§ **Problem to solve**
Pull out every line of the listing below where "name" appears.

[START Task material]

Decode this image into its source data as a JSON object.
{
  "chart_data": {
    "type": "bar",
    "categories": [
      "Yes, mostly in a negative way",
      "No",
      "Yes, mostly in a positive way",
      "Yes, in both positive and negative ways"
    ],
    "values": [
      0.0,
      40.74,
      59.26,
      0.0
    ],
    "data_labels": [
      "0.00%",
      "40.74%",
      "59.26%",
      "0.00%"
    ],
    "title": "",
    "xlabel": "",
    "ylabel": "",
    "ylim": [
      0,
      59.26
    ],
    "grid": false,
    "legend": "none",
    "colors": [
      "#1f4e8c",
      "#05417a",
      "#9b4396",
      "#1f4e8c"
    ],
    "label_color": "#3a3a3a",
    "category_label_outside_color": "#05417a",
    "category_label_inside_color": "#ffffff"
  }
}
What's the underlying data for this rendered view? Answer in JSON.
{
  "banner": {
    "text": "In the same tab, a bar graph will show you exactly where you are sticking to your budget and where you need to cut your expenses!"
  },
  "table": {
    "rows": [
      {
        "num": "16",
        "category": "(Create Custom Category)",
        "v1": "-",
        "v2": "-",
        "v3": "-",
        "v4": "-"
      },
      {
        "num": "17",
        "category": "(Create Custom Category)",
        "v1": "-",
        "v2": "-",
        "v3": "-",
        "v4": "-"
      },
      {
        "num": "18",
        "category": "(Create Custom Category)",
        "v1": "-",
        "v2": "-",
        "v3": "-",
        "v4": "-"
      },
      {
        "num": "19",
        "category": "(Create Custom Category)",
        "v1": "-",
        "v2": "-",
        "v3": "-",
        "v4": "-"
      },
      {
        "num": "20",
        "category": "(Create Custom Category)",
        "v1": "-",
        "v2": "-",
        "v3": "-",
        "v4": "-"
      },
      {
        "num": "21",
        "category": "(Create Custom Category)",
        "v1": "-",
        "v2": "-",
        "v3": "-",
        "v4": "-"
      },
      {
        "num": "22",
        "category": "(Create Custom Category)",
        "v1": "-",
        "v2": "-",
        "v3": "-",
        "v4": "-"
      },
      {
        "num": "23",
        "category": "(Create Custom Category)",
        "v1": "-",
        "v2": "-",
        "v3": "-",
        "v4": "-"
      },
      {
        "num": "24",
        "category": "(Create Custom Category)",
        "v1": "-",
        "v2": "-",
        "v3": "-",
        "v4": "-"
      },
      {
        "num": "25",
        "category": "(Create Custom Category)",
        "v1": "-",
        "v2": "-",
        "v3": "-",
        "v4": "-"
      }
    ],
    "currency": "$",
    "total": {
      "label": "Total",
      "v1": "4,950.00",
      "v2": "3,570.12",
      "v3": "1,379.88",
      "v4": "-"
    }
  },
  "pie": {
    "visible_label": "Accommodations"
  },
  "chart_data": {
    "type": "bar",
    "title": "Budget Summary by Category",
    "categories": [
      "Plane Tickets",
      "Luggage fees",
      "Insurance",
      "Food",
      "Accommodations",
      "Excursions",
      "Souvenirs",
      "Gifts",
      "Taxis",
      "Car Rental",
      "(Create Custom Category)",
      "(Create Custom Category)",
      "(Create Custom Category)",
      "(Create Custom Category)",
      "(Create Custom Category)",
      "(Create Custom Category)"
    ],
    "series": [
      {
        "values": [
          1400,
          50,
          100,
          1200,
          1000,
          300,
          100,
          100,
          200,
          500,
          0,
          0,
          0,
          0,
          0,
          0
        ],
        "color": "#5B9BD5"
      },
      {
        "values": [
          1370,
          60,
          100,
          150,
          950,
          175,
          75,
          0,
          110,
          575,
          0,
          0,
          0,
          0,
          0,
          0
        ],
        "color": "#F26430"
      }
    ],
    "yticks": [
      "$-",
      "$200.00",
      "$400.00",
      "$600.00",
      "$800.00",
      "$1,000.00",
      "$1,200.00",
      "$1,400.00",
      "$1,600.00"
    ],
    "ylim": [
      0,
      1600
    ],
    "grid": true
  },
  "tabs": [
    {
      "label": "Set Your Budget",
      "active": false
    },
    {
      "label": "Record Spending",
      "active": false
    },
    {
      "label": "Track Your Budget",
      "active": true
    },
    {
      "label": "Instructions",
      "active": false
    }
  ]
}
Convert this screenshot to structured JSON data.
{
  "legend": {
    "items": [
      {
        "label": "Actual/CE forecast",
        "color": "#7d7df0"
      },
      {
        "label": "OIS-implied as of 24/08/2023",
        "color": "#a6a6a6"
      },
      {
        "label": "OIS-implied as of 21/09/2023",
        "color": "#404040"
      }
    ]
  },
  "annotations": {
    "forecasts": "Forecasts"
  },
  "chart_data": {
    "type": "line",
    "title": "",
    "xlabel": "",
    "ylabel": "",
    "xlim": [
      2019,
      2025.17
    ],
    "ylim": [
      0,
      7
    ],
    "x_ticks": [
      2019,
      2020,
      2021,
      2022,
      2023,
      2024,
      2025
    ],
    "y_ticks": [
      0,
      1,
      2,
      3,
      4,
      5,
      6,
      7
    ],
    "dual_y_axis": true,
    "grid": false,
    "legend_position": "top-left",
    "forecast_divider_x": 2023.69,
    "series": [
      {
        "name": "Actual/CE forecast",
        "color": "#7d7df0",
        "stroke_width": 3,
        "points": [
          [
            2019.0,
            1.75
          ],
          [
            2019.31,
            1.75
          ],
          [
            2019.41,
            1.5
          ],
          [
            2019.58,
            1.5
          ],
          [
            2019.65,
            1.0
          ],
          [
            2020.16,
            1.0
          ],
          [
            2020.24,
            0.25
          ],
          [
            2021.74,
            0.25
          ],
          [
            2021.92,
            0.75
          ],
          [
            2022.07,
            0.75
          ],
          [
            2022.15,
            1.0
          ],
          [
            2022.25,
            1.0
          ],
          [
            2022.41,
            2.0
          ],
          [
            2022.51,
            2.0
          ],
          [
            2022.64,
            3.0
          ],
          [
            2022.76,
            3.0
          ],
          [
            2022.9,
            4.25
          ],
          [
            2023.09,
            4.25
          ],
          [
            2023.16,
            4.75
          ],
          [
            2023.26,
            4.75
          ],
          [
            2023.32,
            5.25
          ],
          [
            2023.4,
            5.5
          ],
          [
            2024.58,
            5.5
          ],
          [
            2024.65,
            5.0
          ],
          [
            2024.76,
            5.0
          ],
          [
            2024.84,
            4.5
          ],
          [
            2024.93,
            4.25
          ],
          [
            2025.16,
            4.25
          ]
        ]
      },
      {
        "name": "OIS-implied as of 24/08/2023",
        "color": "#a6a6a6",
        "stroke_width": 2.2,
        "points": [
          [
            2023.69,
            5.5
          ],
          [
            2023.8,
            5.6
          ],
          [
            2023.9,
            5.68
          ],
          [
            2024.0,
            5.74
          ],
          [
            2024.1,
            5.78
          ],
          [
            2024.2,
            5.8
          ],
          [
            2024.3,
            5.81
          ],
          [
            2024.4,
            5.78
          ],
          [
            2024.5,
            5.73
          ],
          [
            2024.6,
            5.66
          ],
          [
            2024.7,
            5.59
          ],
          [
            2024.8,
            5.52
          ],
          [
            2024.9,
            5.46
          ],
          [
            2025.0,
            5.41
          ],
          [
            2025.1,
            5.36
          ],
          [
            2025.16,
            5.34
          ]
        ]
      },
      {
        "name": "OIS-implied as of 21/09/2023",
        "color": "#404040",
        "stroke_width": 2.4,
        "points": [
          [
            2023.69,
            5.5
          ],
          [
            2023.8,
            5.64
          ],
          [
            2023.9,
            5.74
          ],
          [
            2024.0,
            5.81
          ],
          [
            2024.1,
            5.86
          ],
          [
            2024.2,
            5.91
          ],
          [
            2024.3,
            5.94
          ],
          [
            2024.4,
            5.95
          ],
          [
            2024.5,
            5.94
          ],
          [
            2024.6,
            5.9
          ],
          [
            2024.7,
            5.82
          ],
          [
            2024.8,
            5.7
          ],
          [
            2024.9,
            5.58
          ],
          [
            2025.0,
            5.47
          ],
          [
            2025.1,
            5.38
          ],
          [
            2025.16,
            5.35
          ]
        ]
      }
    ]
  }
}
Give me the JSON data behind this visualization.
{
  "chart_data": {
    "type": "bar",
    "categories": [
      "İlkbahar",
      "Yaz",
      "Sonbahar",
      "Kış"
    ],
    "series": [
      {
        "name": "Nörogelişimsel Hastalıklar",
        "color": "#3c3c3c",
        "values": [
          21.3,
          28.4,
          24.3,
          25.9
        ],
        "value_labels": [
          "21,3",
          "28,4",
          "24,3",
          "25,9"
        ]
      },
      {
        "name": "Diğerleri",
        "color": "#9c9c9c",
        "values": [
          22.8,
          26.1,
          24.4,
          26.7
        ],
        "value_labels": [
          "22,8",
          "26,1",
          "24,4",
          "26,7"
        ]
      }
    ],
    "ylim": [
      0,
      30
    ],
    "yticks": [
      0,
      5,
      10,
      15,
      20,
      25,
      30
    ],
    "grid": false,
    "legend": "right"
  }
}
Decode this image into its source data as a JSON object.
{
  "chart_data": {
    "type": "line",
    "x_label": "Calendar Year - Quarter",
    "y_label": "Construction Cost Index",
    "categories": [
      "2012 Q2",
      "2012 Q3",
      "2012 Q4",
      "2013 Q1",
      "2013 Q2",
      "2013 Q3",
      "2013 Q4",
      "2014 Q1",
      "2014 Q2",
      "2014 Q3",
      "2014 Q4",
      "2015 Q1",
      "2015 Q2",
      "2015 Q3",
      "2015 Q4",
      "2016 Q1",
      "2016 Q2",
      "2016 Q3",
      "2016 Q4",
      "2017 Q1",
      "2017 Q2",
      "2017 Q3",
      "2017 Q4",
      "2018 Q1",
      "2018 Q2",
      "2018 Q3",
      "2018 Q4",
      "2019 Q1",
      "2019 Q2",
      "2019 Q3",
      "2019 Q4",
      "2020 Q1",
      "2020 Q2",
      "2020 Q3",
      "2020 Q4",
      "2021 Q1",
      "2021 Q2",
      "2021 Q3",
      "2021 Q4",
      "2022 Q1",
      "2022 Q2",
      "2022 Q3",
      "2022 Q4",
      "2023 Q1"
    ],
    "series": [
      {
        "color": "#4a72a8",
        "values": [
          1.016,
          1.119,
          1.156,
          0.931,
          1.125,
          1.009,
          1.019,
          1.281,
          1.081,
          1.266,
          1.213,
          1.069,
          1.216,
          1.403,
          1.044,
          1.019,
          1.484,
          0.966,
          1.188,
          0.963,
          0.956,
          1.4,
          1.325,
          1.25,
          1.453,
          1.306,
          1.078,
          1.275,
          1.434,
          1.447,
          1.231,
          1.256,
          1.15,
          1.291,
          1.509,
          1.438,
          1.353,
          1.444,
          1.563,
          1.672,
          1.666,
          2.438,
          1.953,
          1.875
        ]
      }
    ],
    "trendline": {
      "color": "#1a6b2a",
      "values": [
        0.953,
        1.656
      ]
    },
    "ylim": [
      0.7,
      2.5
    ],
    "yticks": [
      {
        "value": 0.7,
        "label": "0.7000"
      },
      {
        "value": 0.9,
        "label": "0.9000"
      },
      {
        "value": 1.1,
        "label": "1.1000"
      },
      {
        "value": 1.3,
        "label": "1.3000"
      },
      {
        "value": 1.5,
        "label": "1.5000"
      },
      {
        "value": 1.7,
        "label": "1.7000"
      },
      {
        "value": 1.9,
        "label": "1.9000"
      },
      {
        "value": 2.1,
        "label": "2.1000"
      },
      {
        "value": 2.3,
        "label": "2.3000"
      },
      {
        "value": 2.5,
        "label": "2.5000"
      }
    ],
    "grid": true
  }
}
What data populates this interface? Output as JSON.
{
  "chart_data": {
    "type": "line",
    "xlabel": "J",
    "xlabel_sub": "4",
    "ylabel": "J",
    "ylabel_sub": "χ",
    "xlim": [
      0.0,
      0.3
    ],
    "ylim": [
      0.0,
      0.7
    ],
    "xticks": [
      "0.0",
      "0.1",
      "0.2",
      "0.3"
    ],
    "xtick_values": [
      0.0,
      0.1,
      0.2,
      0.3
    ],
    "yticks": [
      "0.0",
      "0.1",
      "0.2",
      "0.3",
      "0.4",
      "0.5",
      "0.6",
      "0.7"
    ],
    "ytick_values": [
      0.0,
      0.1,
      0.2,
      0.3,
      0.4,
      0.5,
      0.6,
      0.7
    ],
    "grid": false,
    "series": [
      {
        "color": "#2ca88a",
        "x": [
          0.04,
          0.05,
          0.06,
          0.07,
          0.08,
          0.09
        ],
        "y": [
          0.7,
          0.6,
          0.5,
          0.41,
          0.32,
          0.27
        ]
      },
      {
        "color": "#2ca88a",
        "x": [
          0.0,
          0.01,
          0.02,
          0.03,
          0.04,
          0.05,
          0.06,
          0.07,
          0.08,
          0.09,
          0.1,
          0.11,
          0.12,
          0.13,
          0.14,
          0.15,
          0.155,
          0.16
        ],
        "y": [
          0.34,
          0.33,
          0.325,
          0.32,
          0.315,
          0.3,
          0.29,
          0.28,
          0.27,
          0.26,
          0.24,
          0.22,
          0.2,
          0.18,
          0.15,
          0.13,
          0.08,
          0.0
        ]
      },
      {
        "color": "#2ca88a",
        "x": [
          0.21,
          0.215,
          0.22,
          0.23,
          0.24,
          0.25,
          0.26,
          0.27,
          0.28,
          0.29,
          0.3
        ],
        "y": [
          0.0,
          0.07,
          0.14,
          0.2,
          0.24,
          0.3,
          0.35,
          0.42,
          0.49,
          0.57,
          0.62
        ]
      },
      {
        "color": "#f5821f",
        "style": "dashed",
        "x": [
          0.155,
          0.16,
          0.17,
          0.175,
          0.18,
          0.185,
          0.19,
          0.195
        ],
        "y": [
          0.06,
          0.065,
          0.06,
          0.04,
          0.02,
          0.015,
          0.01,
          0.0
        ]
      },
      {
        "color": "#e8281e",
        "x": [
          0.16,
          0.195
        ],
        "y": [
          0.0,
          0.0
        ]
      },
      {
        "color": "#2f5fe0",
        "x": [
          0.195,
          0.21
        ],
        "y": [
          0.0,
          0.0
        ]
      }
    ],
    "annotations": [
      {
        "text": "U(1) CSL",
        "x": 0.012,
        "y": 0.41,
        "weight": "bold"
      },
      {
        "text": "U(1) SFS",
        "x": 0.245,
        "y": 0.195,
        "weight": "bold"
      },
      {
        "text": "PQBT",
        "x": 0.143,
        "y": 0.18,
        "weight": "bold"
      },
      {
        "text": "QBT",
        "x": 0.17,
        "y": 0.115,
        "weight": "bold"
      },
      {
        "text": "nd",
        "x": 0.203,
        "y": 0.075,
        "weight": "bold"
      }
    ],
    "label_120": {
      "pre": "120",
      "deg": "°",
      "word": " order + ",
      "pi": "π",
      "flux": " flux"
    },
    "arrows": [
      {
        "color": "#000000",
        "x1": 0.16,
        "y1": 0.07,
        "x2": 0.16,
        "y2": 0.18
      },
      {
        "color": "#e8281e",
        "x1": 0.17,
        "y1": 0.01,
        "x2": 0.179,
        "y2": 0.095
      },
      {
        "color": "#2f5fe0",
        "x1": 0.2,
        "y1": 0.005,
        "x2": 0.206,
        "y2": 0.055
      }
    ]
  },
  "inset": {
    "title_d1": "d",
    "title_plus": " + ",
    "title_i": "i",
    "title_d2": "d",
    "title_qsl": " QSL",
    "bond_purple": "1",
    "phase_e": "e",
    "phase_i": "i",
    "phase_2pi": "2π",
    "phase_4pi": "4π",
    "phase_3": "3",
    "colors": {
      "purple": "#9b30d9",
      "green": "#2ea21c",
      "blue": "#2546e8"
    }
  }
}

[END Task material]

§ **Result of the exercise**
        "name": "Actual/CE forecast",
        "name": "OIS-implied as of 24/08/2023",
        "name": "OIS-implied as of 21/09/2023",
        "name": "Nörogelişimsel Hastalıklar",
        "name": "Diğerleri",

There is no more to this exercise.